§ **Exercise data**:
▽

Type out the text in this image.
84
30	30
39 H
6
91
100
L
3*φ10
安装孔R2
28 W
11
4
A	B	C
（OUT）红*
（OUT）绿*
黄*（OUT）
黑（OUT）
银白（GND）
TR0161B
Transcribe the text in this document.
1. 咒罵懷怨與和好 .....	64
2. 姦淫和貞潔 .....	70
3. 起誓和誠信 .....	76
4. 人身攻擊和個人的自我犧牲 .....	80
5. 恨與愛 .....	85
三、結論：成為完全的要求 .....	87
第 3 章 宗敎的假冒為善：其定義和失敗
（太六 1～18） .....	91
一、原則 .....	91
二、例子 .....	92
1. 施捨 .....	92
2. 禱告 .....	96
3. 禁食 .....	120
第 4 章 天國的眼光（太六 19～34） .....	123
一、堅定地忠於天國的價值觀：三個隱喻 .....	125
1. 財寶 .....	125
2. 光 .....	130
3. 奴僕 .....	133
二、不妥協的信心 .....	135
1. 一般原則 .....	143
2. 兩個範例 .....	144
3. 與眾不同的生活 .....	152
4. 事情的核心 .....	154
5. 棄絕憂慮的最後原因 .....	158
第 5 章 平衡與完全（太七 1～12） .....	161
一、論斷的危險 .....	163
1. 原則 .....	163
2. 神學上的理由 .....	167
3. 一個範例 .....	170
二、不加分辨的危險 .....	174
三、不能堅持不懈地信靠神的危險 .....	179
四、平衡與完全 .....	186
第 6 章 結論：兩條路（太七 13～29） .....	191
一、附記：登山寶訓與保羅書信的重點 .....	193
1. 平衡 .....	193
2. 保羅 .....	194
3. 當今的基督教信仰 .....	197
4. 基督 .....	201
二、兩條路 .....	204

△

Copy each line above containing the string "this".

Type out the text in this image.
Transcribe the text in this document.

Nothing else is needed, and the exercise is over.